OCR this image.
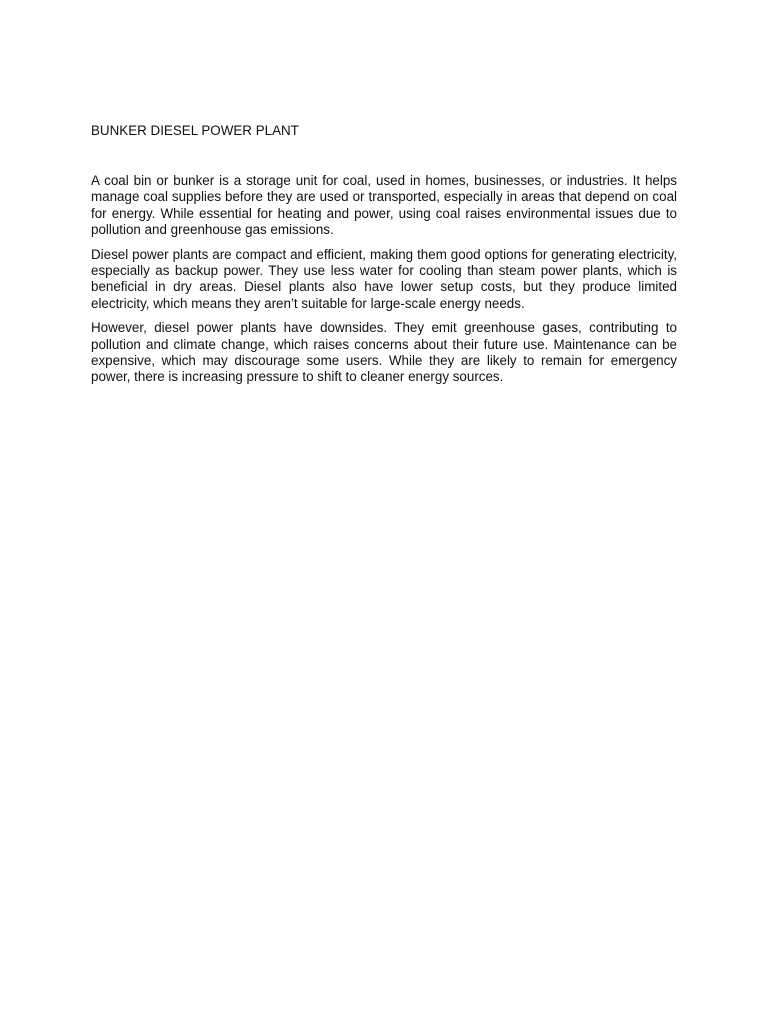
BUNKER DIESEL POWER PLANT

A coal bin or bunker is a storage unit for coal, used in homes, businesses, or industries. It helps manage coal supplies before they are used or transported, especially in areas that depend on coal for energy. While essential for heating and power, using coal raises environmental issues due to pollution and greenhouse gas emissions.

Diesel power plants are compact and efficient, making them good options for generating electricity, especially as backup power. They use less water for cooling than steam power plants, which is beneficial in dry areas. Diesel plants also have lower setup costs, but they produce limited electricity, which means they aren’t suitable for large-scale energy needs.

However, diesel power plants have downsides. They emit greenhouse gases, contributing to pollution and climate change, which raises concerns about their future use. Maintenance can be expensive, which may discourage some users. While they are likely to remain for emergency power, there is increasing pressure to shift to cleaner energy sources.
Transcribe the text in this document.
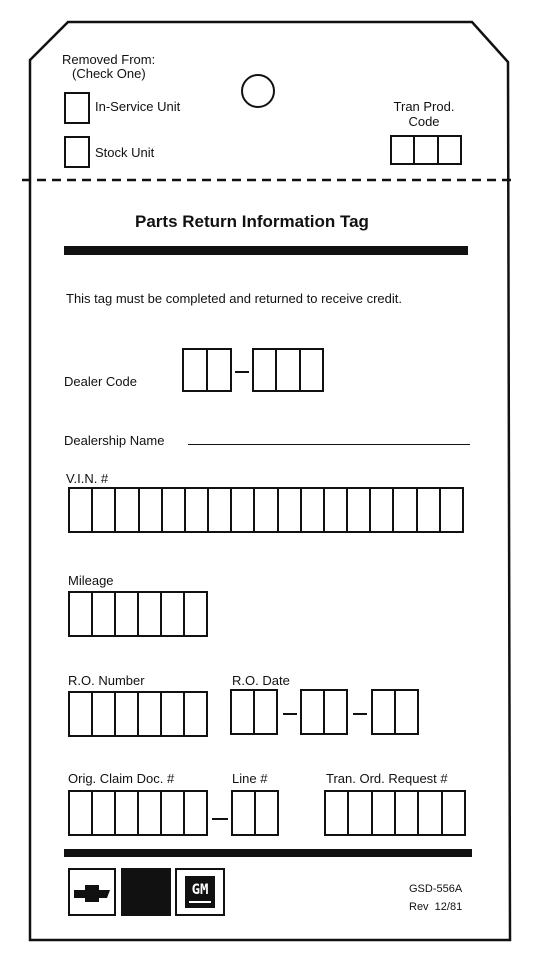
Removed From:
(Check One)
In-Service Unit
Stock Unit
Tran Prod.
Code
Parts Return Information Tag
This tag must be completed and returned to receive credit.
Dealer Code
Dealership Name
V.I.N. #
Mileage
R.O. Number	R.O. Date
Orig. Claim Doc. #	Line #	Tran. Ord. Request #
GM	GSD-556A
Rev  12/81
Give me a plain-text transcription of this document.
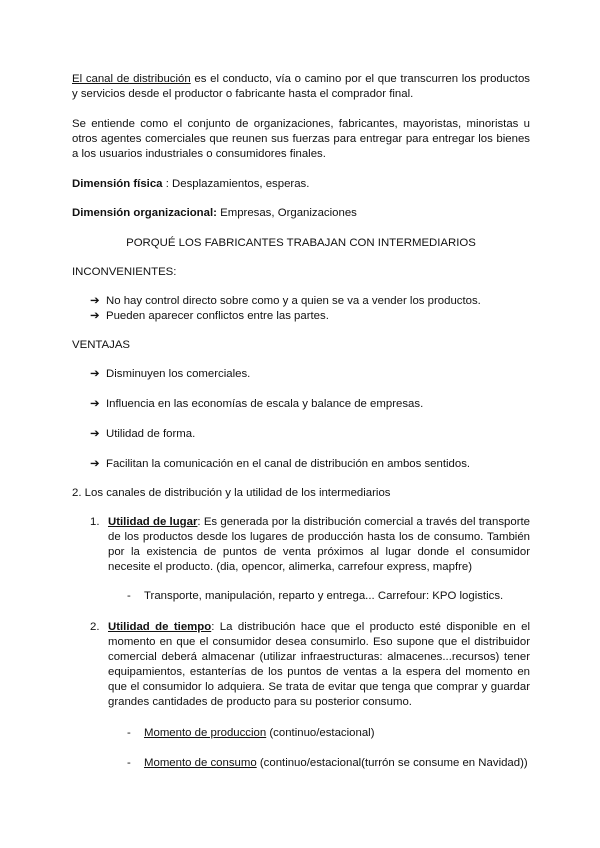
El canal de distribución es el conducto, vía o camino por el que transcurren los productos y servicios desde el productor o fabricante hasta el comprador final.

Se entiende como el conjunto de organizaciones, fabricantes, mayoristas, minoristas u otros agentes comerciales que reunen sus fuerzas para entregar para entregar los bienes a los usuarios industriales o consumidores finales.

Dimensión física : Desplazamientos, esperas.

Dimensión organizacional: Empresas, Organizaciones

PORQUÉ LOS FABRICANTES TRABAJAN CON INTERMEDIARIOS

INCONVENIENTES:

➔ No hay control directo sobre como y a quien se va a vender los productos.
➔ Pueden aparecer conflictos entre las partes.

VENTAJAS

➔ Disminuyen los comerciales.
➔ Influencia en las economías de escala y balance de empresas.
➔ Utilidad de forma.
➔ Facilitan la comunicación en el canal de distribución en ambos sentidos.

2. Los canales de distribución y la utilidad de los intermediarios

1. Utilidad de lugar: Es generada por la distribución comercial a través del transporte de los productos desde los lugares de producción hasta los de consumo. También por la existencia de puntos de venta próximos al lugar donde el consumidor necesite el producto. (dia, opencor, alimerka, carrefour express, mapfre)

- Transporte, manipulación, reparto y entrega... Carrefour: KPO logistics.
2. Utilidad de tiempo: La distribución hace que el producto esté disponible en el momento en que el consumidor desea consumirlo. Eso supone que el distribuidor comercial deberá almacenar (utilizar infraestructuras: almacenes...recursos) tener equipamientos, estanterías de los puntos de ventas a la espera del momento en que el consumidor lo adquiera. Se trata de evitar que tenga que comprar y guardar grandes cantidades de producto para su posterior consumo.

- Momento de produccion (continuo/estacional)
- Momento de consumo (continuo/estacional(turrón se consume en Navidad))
● ● ● ● ●
**TASK TO COMPLETE:**
Write out every record above exactly as it stands, but leave out the pictures.

**WORKED SOLUTION:**
OCR this image.
BUNKER DIESEL POWER PLANT

A coal bin or bunker is a storage unit for coal, used in homes, businesses, or industries. It helps manage coal supplies before they are used or transported, especially in areas that depend on coal for energy. While essential for heating and power, using coal raises environmental issues due to pollution and greenhouse gas emissions.

Diesel power plants are compact and efficient, making them good options for generating electricity, especially as backup power. They use less water for cooling than steam power plants, which is beneficial in dry areas. Diesel plants also have lower setup costs, but they produce limited electricity, which means they aren’t suitable for large-scale energy needs.

However, diesel power plants have downsides. They emit greenhouse gases, contributing to pollution and climate change, which raises concerns about their future use. Maintenance can be expensive, which may discourage some users. While they are likely to remain for emergency power, there is increasing pressure to shift to cleaner energy sources.
Transcribe the text in this document.
Removed From:
(Check One)
In-Service Unit
Stock Unit
Tran Prod.
Code
Parts Return Information Tag
This tag must be completed and returned to receive credit.
Dealer Code
Dealership Name
V.I.N. #
Mileage
R.O. Number	R.O. Date
Orig. Claim Doc. #	Line #	Tran. Ord. Request #
GM	GSD-556A
Rev  12/81
Give me a plain-text transcription of this document.
El canal de distribución es el conducto, vía o camino por el que transcurren los productos y servicios desde el productor o fabricante hasta el comprador final.

Se entiende como el conjunto de organizaciones, fabricantes, mayoristas, minoristas u otros agentes comerciales que reunen sus fuerzas para entregar para entregar los bienes a los usuarios industriales o consumidores finales.

Dimensión física : Desplazamientos, esperas.

Dimensión organizacional: Empresas, Organizaciones

PORQUÉ LOS FABRICANTES TRABAJAN CON INTERMEDIARIOS

INCONVENIENTES:

➔ No hay control directo sobre como y a quien se va a vender los productos.
➔ Pueden aparecer conflictos entre las partes.

VENTAJAS

➔ Disminuyen los comerciales.
➔ Influencia en las economías de escala y balance de empresas.
➔ Utilidad de forma.
➔ Facilitan la comunicación en el canal de distribución en ambos sentidos.

2. Los canales de distribución y la utilidad de los intermediarios

1. Utilidad de lugar: Es generada por la distribución comercial a través del transporte de los productos desde los lugares de producción hasta los de consumo. También por la existencia de puntos de venta próximos al lugar donde el consumidor necesite el producto. (dia, opencor, alimerka, carrefour express, mapfre)

- Transporte, manipulación, reparto y entrega... Carrefour: KPO logistics.
2. Utilidad de tiempo: La distribución hace que el producto esté disponible en el momento en que el consumidor desea consumirlo. Eso supone que el distribuidor comercial deberá almacenar (utilizar infraestructuras: almacenes...recursos) tener equipamientos, estanterías de los puntos de ventas a la espera del momento en que el consumidor lo adquiera. Se trata de evitar que tenga que comprar y guardar grandes cantidades de producto para su posterior consumo.

- Momento de produccion (continuo/estacional)
- Momento de consumo (continuo/estacional(turrón se consume en Navidad))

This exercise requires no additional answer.